**TASK BRIEF**
Using the records below, report how many lines hold "Locaux", with no extra text.

Start

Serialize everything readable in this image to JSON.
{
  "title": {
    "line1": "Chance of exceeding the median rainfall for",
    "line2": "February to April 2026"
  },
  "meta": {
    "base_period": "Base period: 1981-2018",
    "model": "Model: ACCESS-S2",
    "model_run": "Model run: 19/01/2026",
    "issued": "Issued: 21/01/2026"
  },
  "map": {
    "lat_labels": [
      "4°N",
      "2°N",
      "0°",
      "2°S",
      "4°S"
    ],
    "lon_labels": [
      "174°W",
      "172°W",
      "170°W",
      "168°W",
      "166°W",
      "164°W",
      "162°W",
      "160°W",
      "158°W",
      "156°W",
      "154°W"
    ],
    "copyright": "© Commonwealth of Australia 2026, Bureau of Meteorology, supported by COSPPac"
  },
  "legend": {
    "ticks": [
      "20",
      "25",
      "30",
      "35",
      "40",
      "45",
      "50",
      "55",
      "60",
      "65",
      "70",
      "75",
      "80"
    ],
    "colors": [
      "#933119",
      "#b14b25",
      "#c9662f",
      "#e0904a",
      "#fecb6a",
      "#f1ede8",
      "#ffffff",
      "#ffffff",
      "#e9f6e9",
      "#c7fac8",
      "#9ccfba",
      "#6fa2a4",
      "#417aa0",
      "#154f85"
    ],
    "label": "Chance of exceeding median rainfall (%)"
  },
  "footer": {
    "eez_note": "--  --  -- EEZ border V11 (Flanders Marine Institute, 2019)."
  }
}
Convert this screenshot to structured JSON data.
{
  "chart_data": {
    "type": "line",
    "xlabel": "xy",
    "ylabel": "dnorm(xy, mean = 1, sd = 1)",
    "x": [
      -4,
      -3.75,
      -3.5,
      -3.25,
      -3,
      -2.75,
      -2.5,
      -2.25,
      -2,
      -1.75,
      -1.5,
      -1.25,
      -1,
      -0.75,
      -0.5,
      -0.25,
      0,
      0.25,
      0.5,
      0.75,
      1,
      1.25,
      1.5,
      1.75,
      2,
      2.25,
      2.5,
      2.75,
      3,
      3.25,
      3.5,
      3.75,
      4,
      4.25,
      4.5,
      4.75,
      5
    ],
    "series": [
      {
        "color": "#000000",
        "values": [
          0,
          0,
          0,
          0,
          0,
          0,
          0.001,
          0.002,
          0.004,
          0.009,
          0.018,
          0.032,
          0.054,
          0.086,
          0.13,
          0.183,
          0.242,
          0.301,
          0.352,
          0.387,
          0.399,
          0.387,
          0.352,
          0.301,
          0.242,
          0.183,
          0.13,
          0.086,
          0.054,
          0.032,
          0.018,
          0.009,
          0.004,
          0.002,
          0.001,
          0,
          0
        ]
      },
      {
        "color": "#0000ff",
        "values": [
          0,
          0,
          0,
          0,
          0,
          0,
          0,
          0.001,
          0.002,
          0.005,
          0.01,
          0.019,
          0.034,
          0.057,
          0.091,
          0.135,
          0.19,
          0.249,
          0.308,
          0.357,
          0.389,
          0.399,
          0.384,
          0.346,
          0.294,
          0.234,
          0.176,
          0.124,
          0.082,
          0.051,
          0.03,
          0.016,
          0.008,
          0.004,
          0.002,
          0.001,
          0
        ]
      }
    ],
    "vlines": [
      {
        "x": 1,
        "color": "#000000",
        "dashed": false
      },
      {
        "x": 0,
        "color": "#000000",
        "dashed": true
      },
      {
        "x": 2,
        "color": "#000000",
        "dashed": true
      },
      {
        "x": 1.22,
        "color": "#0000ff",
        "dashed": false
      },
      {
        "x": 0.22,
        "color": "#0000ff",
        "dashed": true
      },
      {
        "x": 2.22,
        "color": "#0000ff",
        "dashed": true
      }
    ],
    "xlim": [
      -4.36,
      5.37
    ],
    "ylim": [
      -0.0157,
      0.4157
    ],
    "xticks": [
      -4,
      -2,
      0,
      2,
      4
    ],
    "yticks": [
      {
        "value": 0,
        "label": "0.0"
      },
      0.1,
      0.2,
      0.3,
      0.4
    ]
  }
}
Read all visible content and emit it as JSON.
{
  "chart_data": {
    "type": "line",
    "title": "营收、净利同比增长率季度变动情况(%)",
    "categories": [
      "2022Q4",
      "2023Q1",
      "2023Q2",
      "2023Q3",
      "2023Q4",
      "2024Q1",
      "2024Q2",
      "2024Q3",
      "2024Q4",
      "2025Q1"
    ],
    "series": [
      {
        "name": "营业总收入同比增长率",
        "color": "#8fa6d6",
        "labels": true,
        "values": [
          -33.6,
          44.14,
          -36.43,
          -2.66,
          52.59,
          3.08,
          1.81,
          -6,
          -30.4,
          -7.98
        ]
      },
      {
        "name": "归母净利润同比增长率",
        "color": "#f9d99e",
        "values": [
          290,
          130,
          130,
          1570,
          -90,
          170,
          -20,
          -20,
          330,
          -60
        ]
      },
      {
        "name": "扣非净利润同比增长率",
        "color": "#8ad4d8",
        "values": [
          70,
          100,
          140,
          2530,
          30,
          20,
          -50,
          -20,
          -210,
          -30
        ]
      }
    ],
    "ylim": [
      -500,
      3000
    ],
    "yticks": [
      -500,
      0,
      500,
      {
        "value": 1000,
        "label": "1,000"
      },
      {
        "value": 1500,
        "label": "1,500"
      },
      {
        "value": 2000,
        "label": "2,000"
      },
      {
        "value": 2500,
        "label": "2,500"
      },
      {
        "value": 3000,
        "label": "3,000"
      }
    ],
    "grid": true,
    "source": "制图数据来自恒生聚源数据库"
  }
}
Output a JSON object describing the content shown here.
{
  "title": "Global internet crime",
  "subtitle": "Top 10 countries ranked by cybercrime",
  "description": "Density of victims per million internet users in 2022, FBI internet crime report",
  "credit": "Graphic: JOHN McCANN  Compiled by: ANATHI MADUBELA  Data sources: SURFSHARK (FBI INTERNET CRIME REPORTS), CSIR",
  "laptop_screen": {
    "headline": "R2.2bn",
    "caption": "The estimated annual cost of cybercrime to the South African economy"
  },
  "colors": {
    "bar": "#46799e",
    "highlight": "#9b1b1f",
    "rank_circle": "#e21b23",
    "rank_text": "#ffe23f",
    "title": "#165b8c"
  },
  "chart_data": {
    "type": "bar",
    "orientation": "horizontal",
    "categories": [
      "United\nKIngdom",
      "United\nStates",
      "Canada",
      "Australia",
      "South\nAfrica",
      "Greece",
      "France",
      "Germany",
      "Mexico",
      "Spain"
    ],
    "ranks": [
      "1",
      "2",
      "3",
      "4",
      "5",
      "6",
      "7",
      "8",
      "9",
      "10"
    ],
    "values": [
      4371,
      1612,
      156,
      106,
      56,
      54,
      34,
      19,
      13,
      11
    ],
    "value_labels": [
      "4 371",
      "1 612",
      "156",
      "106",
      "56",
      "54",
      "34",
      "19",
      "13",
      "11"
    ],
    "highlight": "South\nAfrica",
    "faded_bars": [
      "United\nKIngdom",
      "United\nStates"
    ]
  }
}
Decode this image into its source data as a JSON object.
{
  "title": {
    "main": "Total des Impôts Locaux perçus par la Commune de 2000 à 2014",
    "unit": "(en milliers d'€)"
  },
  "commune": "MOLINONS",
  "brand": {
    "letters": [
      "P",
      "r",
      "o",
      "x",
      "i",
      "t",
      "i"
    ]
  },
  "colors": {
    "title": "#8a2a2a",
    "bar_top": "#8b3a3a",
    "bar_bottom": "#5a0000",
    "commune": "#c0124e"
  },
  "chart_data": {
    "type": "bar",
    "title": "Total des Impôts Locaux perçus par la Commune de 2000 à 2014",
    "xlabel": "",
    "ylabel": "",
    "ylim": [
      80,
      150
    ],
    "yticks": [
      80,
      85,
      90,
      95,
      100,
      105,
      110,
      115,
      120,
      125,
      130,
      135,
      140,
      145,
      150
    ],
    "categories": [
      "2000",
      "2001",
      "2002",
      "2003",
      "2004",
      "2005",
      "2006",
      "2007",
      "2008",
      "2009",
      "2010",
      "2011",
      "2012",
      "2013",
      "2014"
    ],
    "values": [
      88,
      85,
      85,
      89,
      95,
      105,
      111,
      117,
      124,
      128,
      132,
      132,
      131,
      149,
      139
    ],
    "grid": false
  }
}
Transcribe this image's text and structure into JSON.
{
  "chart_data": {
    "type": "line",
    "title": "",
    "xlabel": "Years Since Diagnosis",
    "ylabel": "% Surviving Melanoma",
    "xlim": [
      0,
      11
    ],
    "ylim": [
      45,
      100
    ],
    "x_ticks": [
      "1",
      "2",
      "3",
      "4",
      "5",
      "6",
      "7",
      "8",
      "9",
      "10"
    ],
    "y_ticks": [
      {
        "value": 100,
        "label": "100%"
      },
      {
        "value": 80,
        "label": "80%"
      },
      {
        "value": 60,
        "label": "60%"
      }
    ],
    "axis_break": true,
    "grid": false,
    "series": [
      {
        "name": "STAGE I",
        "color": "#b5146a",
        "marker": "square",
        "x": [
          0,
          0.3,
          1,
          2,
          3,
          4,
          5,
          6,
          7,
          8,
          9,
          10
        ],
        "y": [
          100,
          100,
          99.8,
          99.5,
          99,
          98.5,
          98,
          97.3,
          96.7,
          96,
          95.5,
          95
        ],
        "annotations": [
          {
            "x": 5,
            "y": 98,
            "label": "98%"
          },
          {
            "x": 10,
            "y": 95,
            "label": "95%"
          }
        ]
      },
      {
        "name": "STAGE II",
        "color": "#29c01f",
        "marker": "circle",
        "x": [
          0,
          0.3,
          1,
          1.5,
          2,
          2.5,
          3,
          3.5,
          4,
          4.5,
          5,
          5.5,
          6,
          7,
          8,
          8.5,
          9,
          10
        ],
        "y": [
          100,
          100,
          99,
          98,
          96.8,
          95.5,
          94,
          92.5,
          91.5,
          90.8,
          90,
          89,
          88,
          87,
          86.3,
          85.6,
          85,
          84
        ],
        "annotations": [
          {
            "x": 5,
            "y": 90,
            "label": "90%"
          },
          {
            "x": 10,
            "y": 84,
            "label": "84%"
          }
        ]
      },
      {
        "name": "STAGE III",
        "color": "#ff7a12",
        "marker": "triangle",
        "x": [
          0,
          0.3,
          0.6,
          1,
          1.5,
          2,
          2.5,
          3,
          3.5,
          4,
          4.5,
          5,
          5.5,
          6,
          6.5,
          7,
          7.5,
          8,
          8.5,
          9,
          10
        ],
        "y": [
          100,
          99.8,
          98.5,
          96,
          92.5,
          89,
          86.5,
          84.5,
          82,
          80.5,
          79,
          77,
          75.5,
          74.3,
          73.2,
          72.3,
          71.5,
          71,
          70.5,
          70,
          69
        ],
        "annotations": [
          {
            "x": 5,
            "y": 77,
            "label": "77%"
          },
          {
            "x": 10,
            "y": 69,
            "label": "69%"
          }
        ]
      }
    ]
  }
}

End

**RIGHT ANSWER**
2